◆ **Work to be completed**: Exactly reproduce the lines that run from the one containing "Serialize everything readable" through the one containing "Output a JSON", ends included, with no pictures.

◆ **Record list**:
┏━━

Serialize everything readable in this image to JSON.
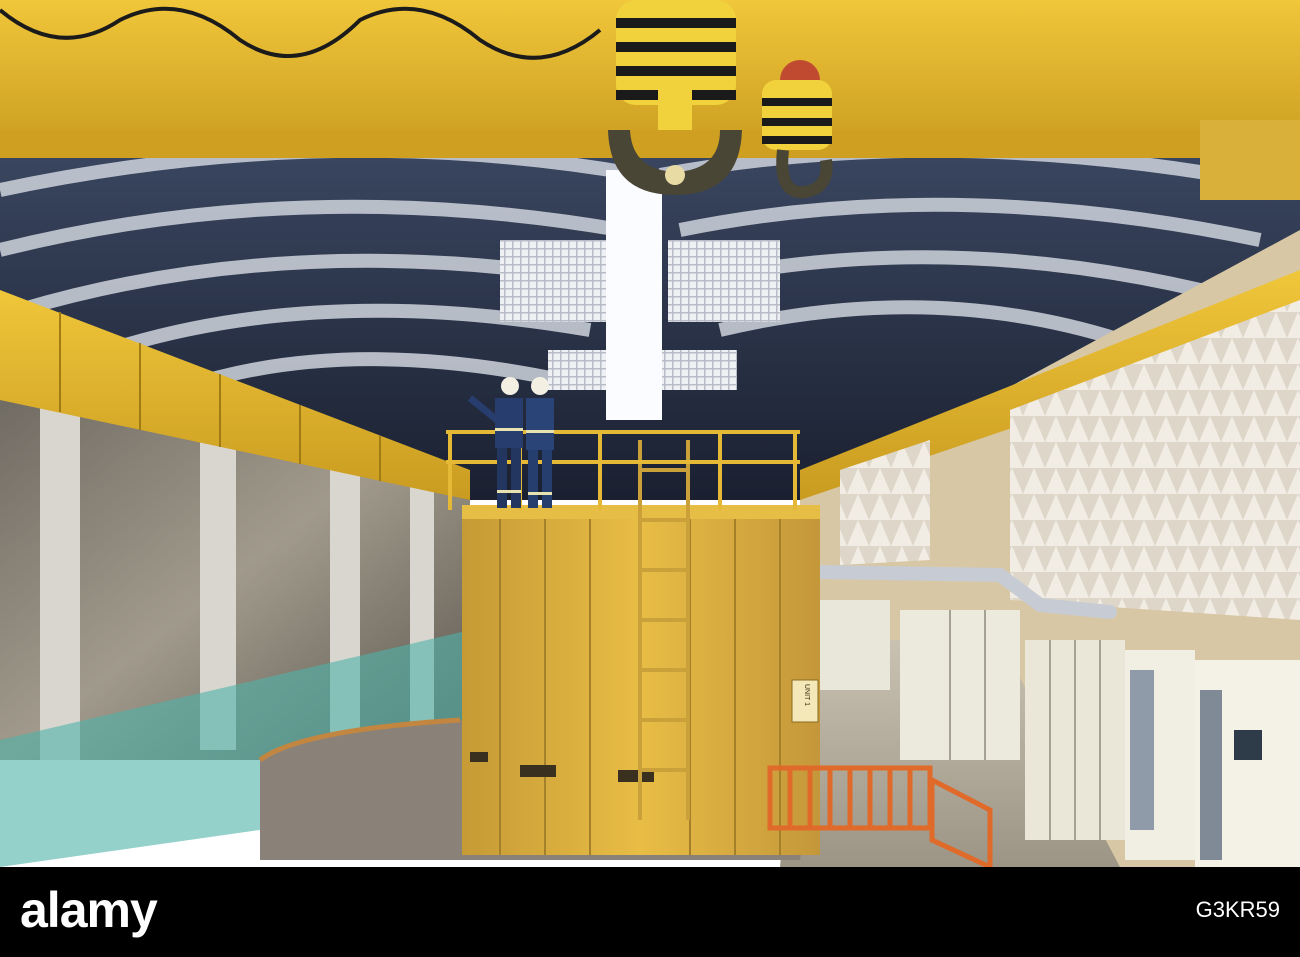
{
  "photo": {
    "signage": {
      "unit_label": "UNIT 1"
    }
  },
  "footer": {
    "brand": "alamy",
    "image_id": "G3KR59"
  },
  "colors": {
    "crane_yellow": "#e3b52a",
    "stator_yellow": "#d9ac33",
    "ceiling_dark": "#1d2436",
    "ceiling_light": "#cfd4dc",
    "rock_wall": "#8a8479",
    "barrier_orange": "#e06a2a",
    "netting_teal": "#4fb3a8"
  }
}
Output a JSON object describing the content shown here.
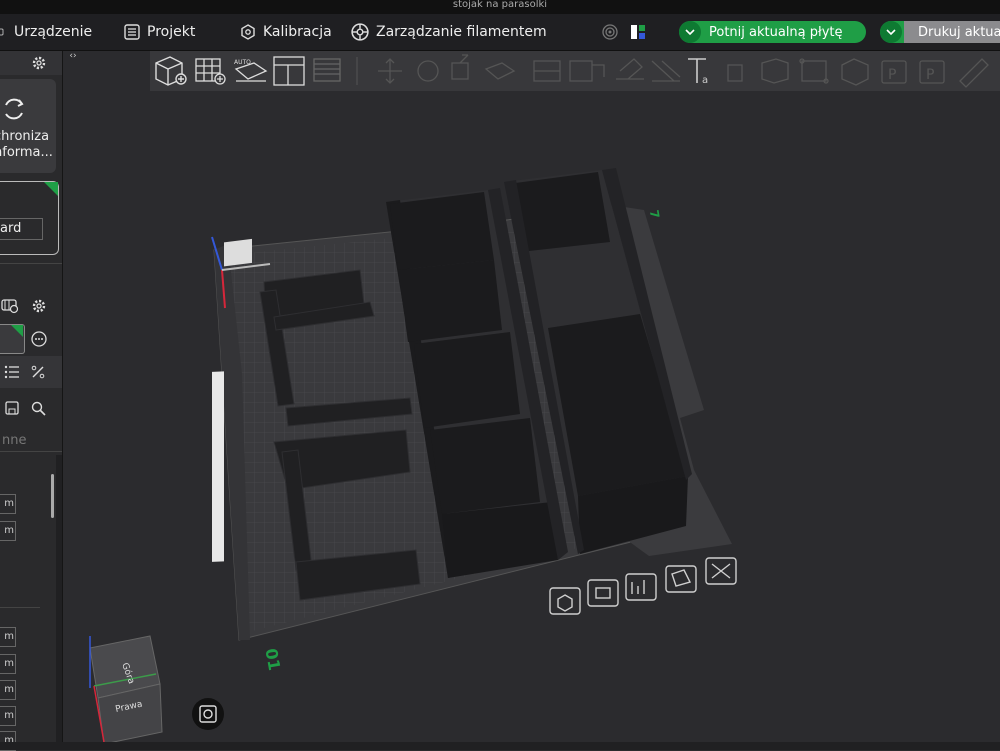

┗━━
┏━━

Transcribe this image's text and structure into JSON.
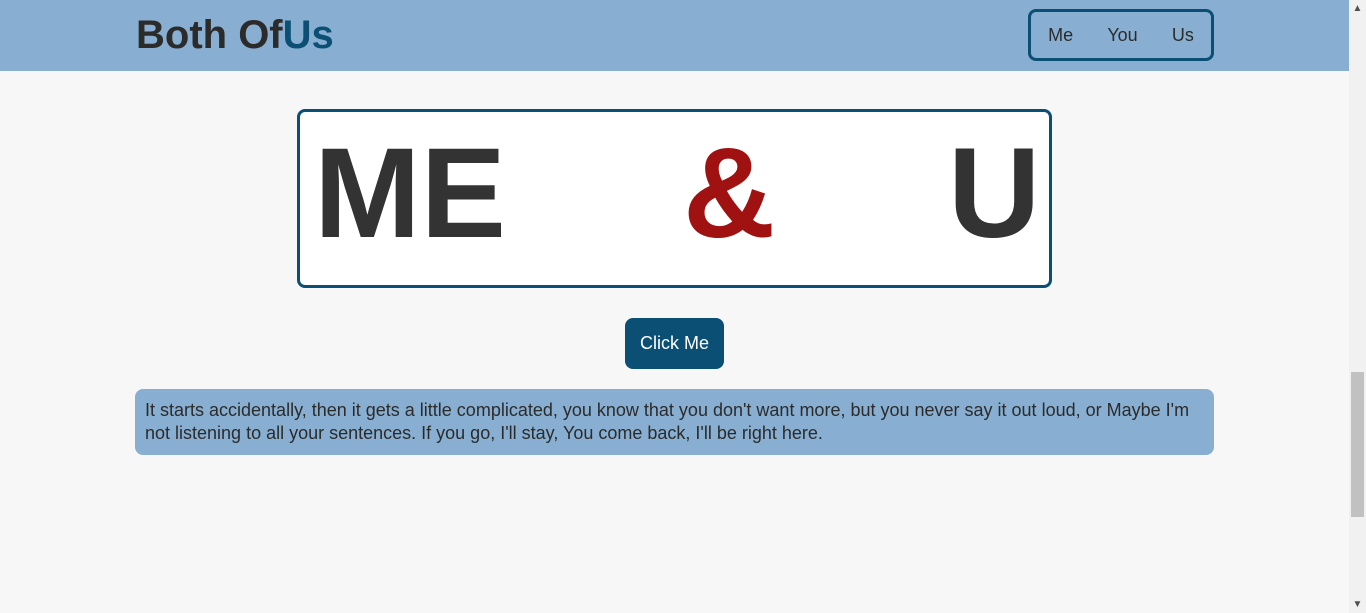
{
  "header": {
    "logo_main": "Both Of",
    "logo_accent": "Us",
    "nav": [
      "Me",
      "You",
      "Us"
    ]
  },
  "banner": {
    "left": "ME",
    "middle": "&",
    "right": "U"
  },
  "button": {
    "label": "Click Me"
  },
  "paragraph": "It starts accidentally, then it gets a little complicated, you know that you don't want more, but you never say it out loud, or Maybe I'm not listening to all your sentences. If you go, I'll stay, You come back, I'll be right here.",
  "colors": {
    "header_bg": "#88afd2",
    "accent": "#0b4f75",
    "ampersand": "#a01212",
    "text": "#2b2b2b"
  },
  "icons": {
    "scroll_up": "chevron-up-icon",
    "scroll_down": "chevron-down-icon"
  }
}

┗━━

◆ **Answer to this task**:
Serialize everything readable in this image to JSON.
{
  "photo": {
    "signage": {
      "unit_label": "UNIT 1"
    }
  },
  "footer": {
    "brand": "alamy",
    "image_id": "G3KR59"
  },
  "colors": {
    "crane_yellow": "#e3b52a",
    "stator_yellow": "#d9ac33",
    "ceiling_dark": "#1d2436",
    "ceiling_light": "#cfd4dc",
    "rock_wall": "#8a8479",
    "barrier_orange": "#e06a2a",
    "netting_teal": "#4fb3a8"
  }
}
Output a JSON object describing the content shown here.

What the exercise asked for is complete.